9 Great Activities to help improve your child’s Social Skills

social skills

Understanding social cues doesn’t come easy for children with special needs.

However, there are things you can do to encourage them to overcome any difficulty they might experience.

Here are 9 activities that you can do with your child to help improve their social skills:

Eye Contact

Good, solid eye contact show others that we are both interested in what they have to say and that we have confidence in our ability to listen.

1. Have a staring contest

Making a contest out of making eye contact with you can challenge some kids (especially if they have a competitive streak).

2. Eyes on The Forehead

When you are hanging out with your child place a sticker of an eye or a pair of eyes on your forehead.  Encourage them to look at the stickers.  It may not be exactly looking at your eyes but it is training them to look in the right direction in a funny, less threatening way.  (Source: Children Succeed)

3. Swinging

Try making eye contact as your child swings on a swing.  Make  a game of it where the child tries to reach you with their feet.  The sensory input may be calming and allow them to focus more on you.  Compliment them on how nice it was to have them looking at your eyes.

Reading Faces / Interpreting Emotions

This skill is important at home, in school and on the playground. Many misunderstandings arise from kids misinterpreting the emotions of others.

Sometimes kids can be confused by what a particular look means. They may easily mistake a look of disappointment and think someone is angry, or they may mistake a nervous expression for a funny one.

4. Emotion Charades

Instead of using movie titles, animal or other typical words, use emotions.  Write down feeling words on pieces of paper. Take turns picking a slip of paper and then acting out the word written on it.

Entries provided:
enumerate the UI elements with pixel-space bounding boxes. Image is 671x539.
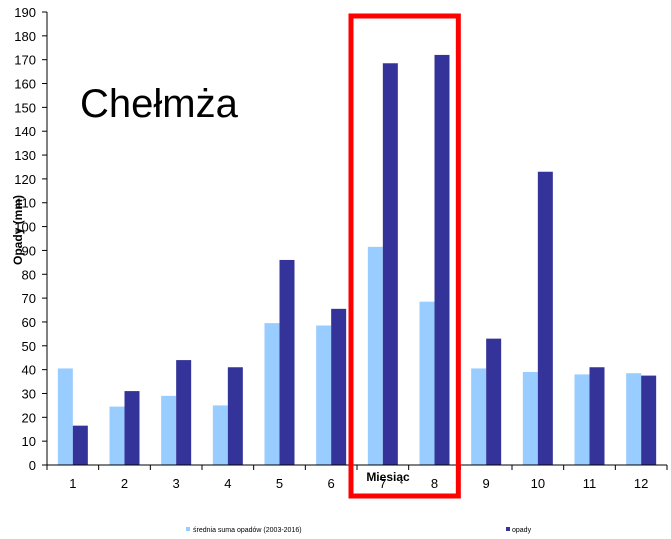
...
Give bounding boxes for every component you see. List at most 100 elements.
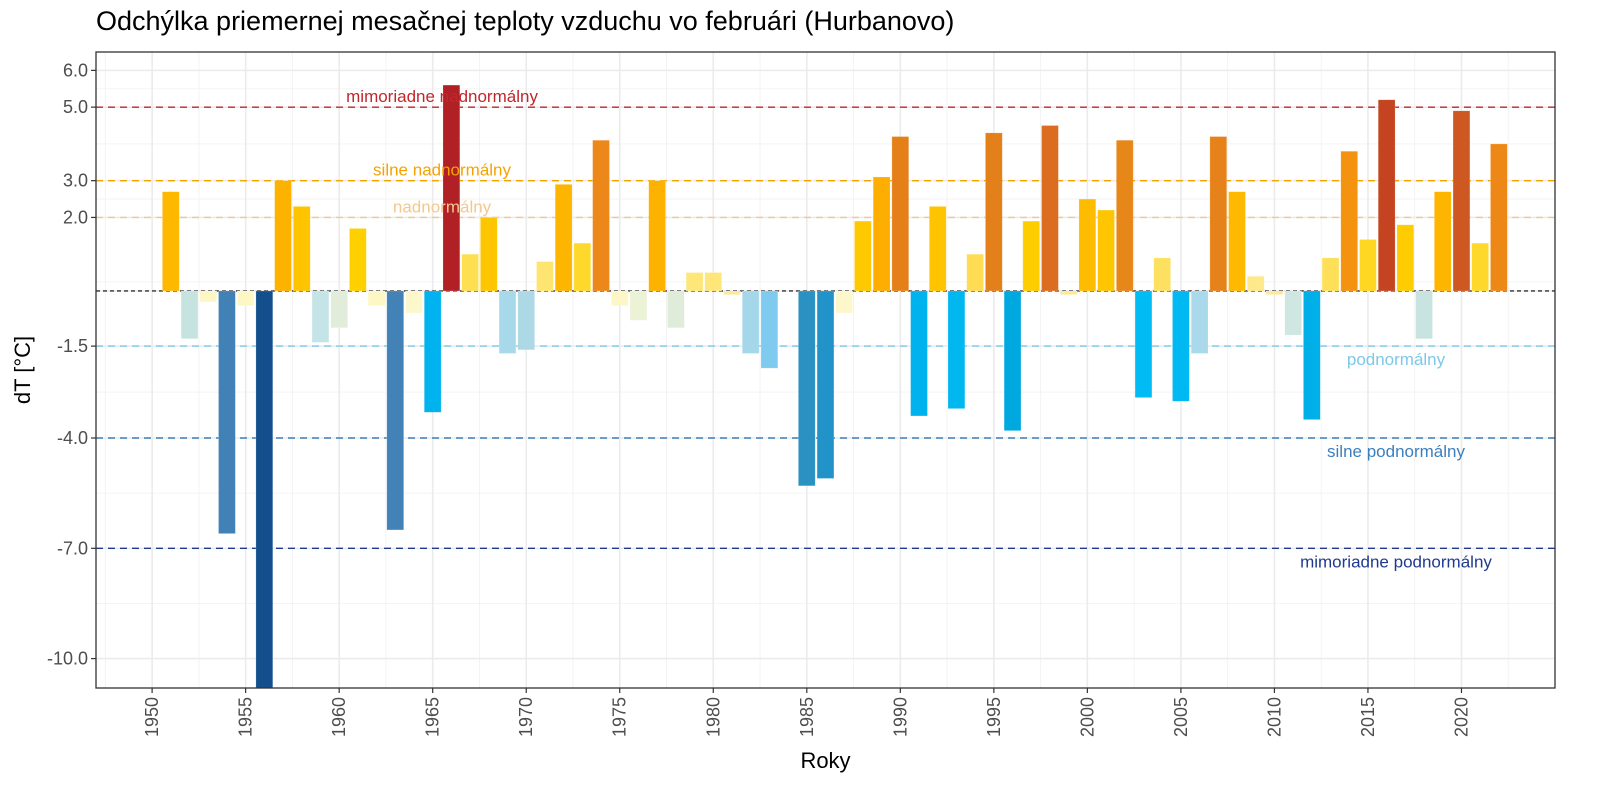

What you will do:
(a) Transcribe everything in the social skills article from "2. Eyes on The" down to "emotions of others.".
(b) Using the social skills article, decide whether each statement agrees with it, and answer yes or no with the deciding words quoted from it: (i) A staring contest may especially challenge kids who have a competitive streak. (ii) In the sticker activity, the eye stickers go on the child's forehead. (iii) Emotion charades uses movie titles as the words to act out.
(c) According to the social skills article, why might eye contact practice go better while the child is swinging?

Answers to each task:
(a)
2. Eyes on The Forehead

When you are hanging out with your child place a sticker of an eye or a pair of eyes on your forehead.  Encourage them to look at the stickers.  It may not be exactly looking at your eyes but it is training them to look in the right direction in a funny, less threatening way.  (Source: Children Succeed)

3. Swinging

Try making eye contact as your child swings on a swing.  Make  a game of it where the child tries to reach you with their feet.  The sensory input may be calming and allow them to focus more on you.  Compliment them on how nice it was to have them looking at your eyes.

Reading Faces / Interpreting Emotions

This skill is important at home, in school and on the playground. Many misunderstandings arise from kids misinterpreting the emotions of others.

(b)
(i) Yes: "Making a contest out of making eye contact with you can challenge some kids (especially if they have a competitive streak)."
(ii) No: "place a sticker of an eye or a pair of eyes on your forehead."
(iii) No: "Instead of using movie titles, animal or other typical words, use emotions."

(c) The sensory input from swinging may calm the child. That calm may let them focus more on you.